START

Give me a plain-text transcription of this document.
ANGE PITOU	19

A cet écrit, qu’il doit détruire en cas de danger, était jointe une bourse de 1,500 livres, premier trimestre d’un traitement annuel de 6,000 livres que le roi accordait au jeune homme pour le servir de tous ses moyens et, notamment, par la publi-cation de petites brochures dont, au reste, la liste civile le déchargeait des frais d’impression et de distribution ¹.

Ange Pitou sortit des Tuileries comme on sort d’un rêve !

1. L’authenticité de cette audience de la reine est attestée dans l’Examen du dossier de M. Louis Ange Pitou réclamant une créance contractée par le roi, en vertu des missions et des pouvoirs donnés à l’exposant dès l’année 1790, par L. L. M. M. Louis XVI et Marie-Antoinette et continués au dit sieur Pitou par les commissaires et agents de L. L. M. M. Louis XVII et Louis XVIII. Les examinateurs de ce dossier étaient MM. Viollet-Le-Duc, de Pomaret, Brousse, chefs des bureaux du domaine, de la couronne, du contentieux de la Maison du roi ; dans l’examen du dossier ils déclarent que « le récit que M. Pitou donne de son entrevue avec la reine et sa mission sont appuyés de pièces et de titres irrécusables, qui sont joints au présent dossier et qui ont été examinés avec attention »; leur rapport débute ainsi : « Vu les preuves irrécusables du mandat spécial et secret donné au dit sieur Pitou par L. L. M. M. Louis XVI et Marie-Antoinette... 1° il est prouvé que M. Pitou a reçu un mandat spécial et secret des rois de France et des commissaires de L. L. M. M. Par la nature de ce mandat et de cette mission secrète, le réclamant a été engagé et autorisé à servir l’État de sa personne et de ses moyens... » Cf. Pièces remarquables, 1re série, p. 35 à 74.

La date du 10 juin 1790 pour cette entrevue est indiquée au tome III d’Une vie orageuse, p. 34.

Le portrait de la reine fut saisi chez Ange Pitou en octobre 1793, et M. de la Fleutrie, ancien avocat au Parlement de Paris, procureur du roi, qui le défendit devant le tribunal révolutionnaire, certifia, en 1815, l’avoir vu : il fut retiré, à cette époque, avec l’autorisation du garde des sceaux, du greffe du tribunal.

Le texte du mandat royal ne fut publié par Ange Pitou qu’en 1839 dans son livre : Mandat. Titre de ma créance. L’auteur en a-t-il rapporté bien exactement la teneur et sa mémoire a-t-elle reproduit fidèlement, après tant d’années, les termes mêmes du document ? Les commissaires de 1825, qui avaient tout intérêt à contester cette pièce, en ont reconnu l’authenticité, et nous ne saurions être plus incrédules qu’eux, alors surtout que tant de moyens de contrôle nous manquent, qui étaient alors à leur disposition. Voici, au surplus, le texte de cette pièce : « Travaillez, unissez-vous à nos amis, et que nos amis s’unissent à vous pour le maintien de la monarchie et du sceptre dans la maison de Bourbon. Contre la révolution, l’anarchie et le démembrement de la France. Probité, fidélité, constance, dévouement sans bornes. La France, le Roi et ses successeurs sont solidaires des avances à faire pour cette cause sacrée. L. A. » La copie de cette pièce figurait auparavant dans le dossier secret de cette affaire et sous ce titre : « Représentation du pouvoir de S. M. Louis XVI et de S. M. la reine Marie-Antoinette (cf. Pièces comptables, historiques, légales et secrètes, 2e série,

END

Write out every record verbatim.

Give me a plain-text transcription of this document.
ANGE PITOU	19

A cet écrit, qu’il doit détruire en cas de danger, était jointe une bourse de 1,500 livres, premier trimestre d’un traitement annuel de 6,000 livres que le roi accordait au jeune homme pour le servir de tous ses moyens et, notamment, par la publi-cation de petites brochures dont, au reste, la liste civile le déchargeait des frais d’impression et de distribution ¹.

Ange Pitou sortit des Tuileries comme on sort d’un rêve !

1. L’authenticité de cette audience de la reine est attestée dans l’Examen du dossier de M. Louis Ange Pitou réclamant une créance contractée par le roi, en vertu des missions et des pouvoirs donnés à l’exposant dès l’année 1790, par L. L. M. M. Louis XVI et Marie-Antoinette et continués au dit sieur Pitou par les commissaires et agents de L. L. M. M. Louis XVII et Louis XVIII. Les examinateurs de ce dossier étaient MM. Viollet-Le-Duc, de Pomaret, Brousse, chefs des bureaux du domaine, de la couronne, du contentieux de la Maison du roi ; dans l’examen du dossier ils déclarent que « le récit que M. Pitou donne de son entrevue avec la reine et sa mission sont appuyés de pièces et de titres irrécusables, qui sont joints au présent dossier et qui ont été examinés avec attention »; leur rapport débute ainsi : « Vu les preuves irrécusables du mandat spécial et secret donné au dit sieur Pitou par L. L. M. M. Louis XVI et Marie-Antoinette... 1° il est prouvé que M. Pitou a reçu un mandat spécial et secret des rois de France et des commissaires de L. L. M. M. Par la nature de ce mandat et de cette mission secrète, le réclamant a été engagé et autorisé à servir l’État de sa personne et de ses moyens... » Cf. Pièces remarquables, 1re série, p. 35 à 74.

La date du 10 juin 1790 pour cette entrevue est indiquée au tome III d’Une vie orageuse, p. 34.

Le portrait de la reine fut saisi chez Ange Pitou en octobre 1793, et M. de la Fleutrie, ancien avocat au Parlement de Paris, procureur du roi, qui le défendit devant le tribunal révolutionnaire, certifia, en 1815, l’avoir vu : il fut retiré, à cette époque, avec l’autorisation du garde des sceaux, du greffe du tribunal.

Le texte du mandat royal ne fut publié par Ange Pitou qu’en 1839 dans son livre : Mandat. Titre de ma créance. L’auteur en a-t-il rapporté bien exactement la teneur et sa mémoire a-t-elle reproduit fidèlement, après tant d’années, les termes mêmes du document ? Les commissaires de 1825, qui avaient tout intérêt à contester cette pièce, en ont reconnu l’authenticité, et nous ne saurions être plus incrédules qu’eux, alors surtout que tant de moyens de contrôle nous manquent, qui étaient alors à leur disposition. Voici, au surplus, le texte de cette pièce : « Travaillez, unissez-vous à nos amis, et que nos amis s’unissent à vous pour le maintien de la monarchie et du sceptre dans la maison de Bourbon. Contre la révolution, l’anarchie et le démembrement de la France. Probité, fidélité, constance, dévouement sans bornes. La France, le Roi et ses successeurs sont solidaires des avances à faire pour cette cause sacrée. L. A. » La copie de cette pièce figurait auparavant dans le dossier secret de cette affaire et sous ce titre : « Représentation du pouvoir de S. M. Louis XVI et de S. M. la reine Marie-Antoinette (cf. Pièces comptables, historiques, légales et secrètes, 2e série,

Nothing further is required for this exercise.